• **ENTRIES**

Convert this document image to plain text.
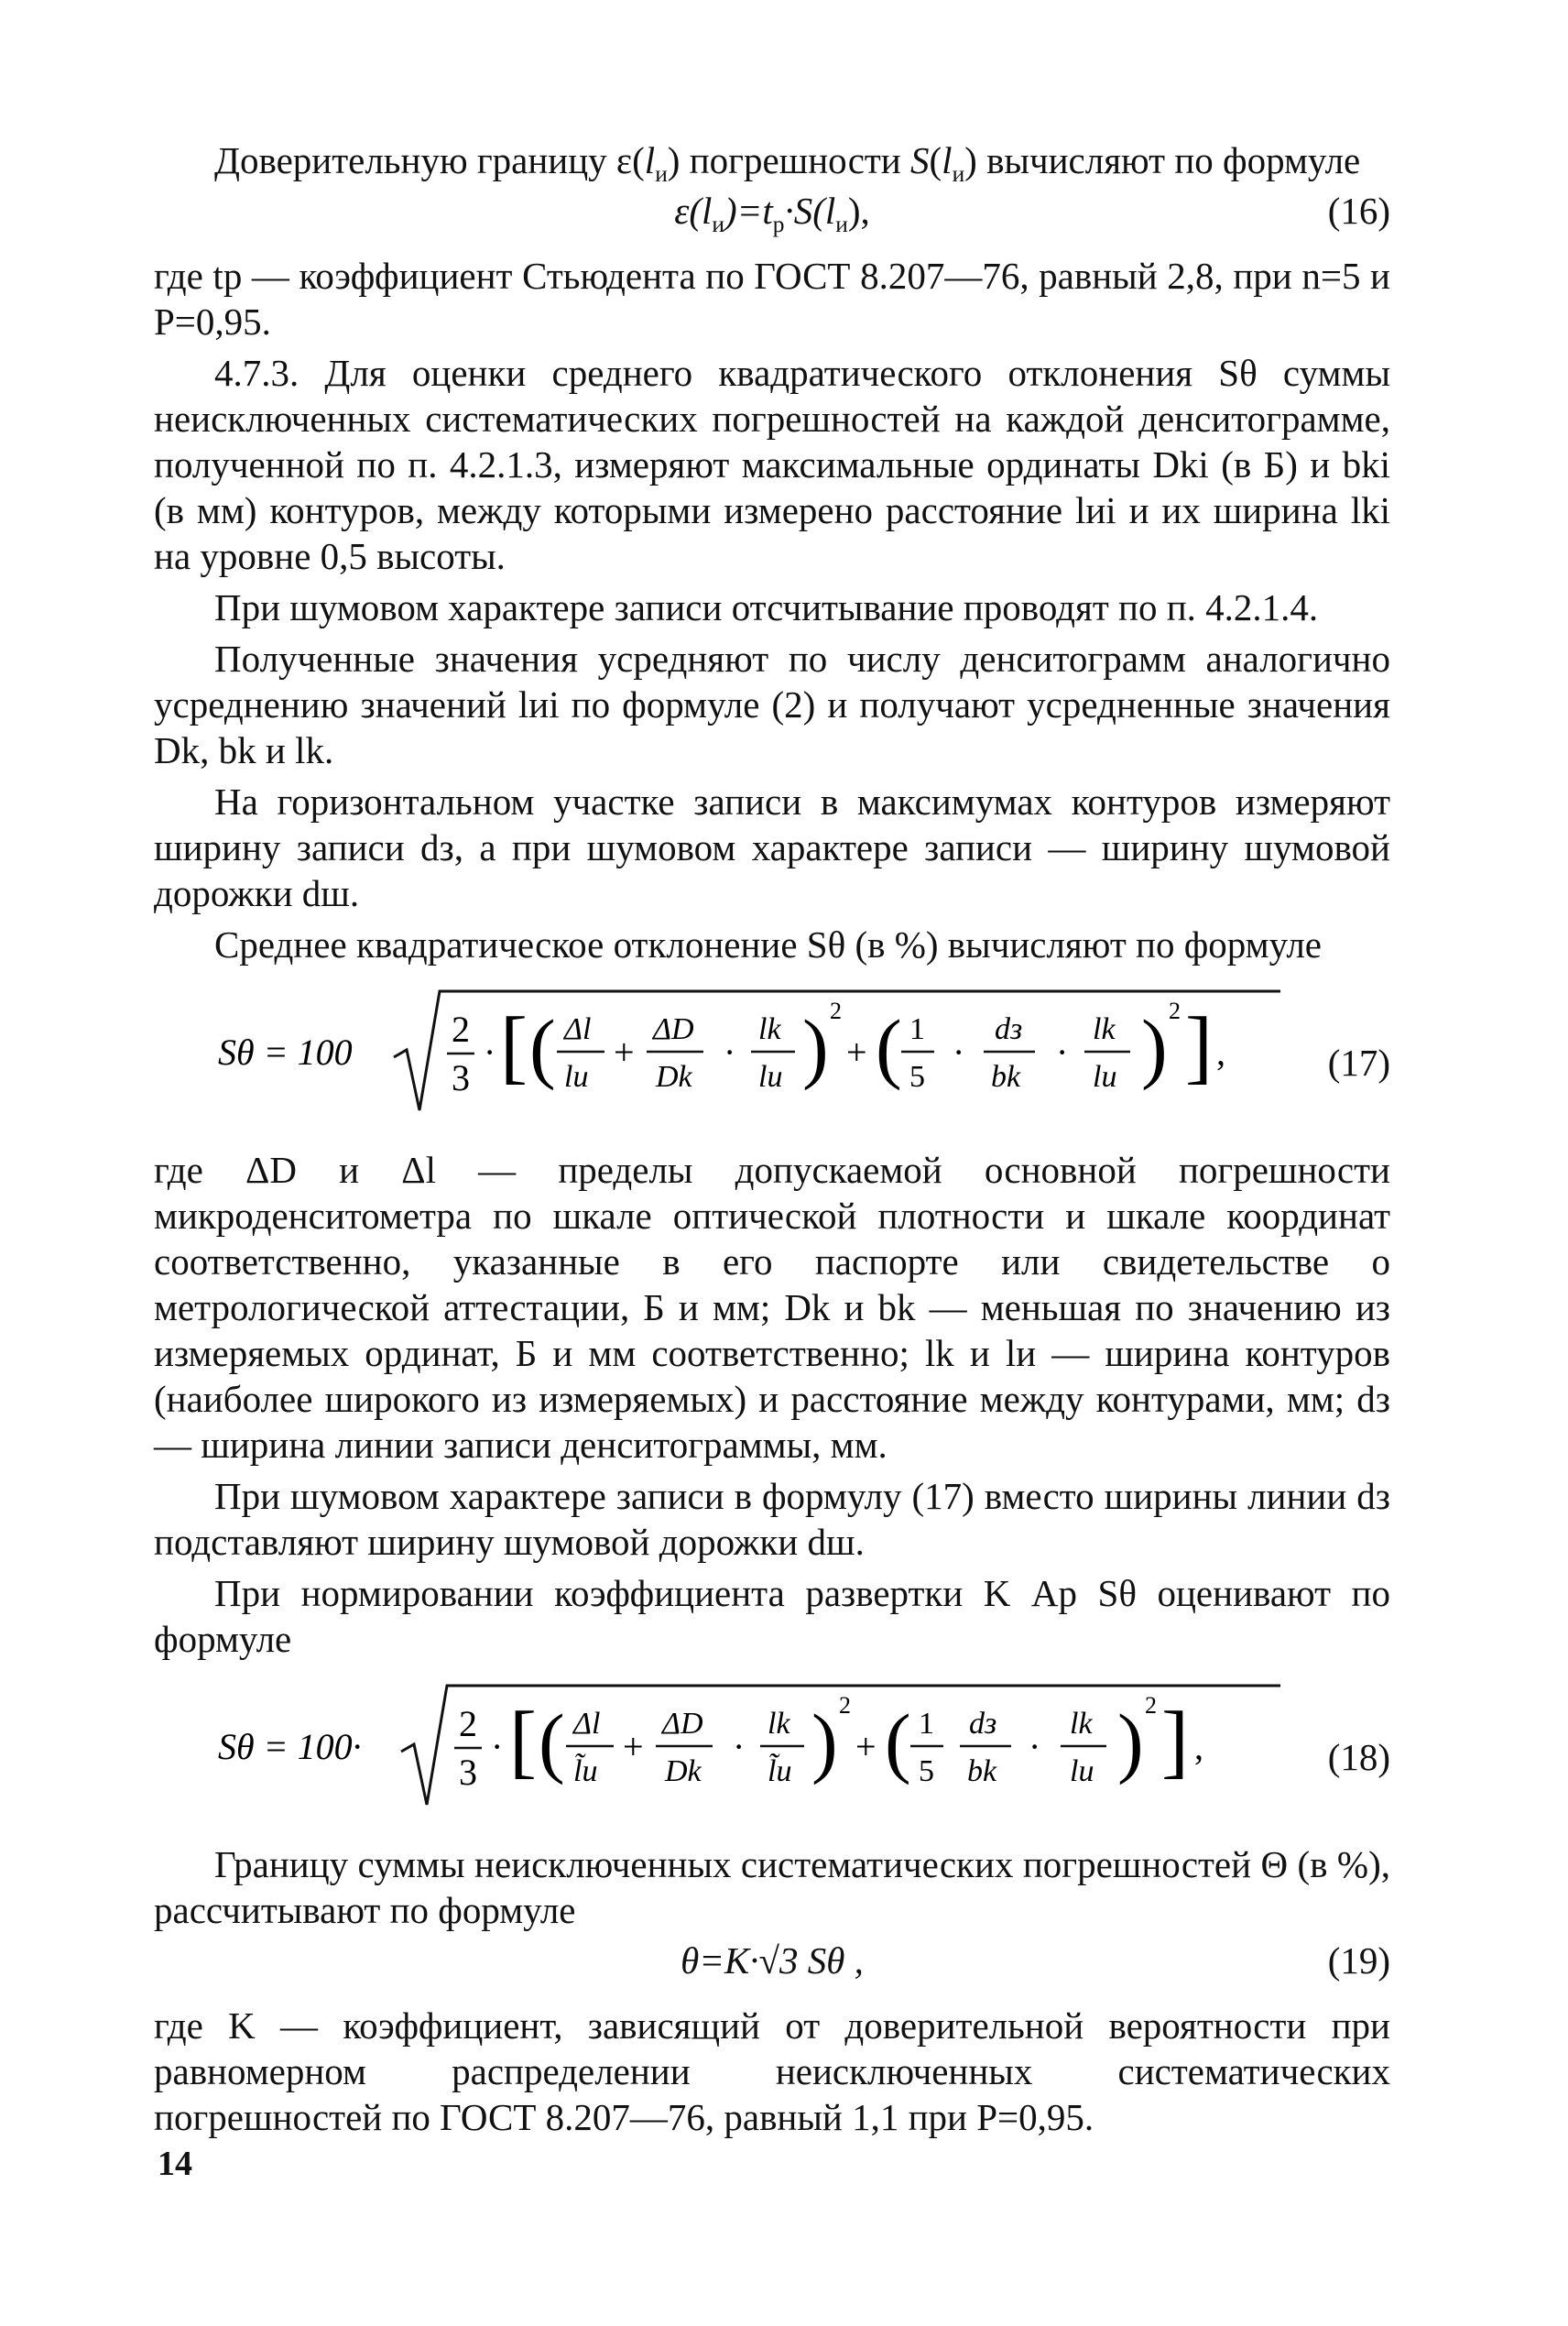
Доверительную границу $\varepsilon(l_и)$ погрешности $S(l_и)$ вычисляют по формуле

$\varepsilon(l_и)=t_р\cdot S(l_и)$,	(16)

где tр — коэффициент Стьюдента по ГОСТ 8.207—76, равный 2,8, при n=5 и P=0,95.

4.7.3. Для оценки среднего квадратического отклонения Sθ суммы неисключенных систематических погрешностей на каждой денситограмме, полученной по п. 4.2.1.3, измеряют максимальные ординаты Dki (в Б) и bki (в мм) контуров, между которыми измерено расстояние lиi и их ширина lki на уровне 0,5 высоты.

При шумовом характере записи отсчитывание проводят по п. 4.2.1.4.

Полученные значения усредняют по числу денситограмм аналогично усреднению значений lиi по формуле (2) и получают усредненные значения Dk, bk и lk.

На горизонтальном участке записи в максимумах контуров измеряют ширину записи dз, а при шумовом характере записи — ширину шумовой дорожки dш.

Среднее квадратическое отклонение Sθ (в %) вычисляют по формуле

Sθ = 100
2
3
· [ ( Δl
lи
+
ΔD
Dk
·
lk
lи ) 2
+ ( 1
5
·
dз
bk
·
lk
lи ) 2 ] ,	(17)

где ΔD и Δl — пределы допускаемой основной погрешности микроденситометра по шкале оптической плотности и шкале координат соответственно, указанные в его паспорте или свидетельстве о метрологической аттестации, Б и мм; Dk и bk — меньшая по значению из измеряемых ординат, Б и мм соответственно; lk и lи — ширина контуров (наиболее широкого из измеряемых) и расстояние между контурами, мм; dз — ширина линии записи денситограммы, мм.

При шумовом характере записи в формулу (17) вместо ширины линии dз подставляют ширину шумовой дорожки dш.

При нормировании коэффициента развертки K Ар Sθ оценивают по формуле

Sθ = 100·
2
3
· [ ( Δl
l̃и
+
ΔD
Dk
·
lk
l̃и ) 2
+ ( 1
5
dз
bk
·
lk
lи ) 2 ] ,	(18)

Границу суммы неисключенных систематических погрешностей Θ (в %), рассчитывают по формуле

θ=K·√3 Sθ ,	(19)

где K — коэффициент, зависящий от доверительной вероятности при равномерном распределении неисключенных систематических погрешностей по ГОСТ 8.207—76, равный 1,1 при P=0,95.

14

• **TASK BRIEF**
Lines that include the word "неисключенных" are to be extracted from the data above.

• **THE REPLY**
4.7.3. Для оценки среднего квадратического отклонения Sθ суммы неисключенных систематических погрешностей на каждой денситограмме, полученной по п. 4.2.1.3, измеряют максимальные ординаты Dki (в Б) и bki (в мм) контуров, между которыми измерено расстояние lиi и их ширина lki на уровне 0,5 высоты.
Границу суммы неисключенных систематических погрешностей Θ (в %), рассчитывают по формуле
где K — коэффициент, зависящий от доверительной вероятности при равномерном распределении неисключенных систематических погрешностей по ГОСТ 8.207—76, равный 1,1 при P=0,95.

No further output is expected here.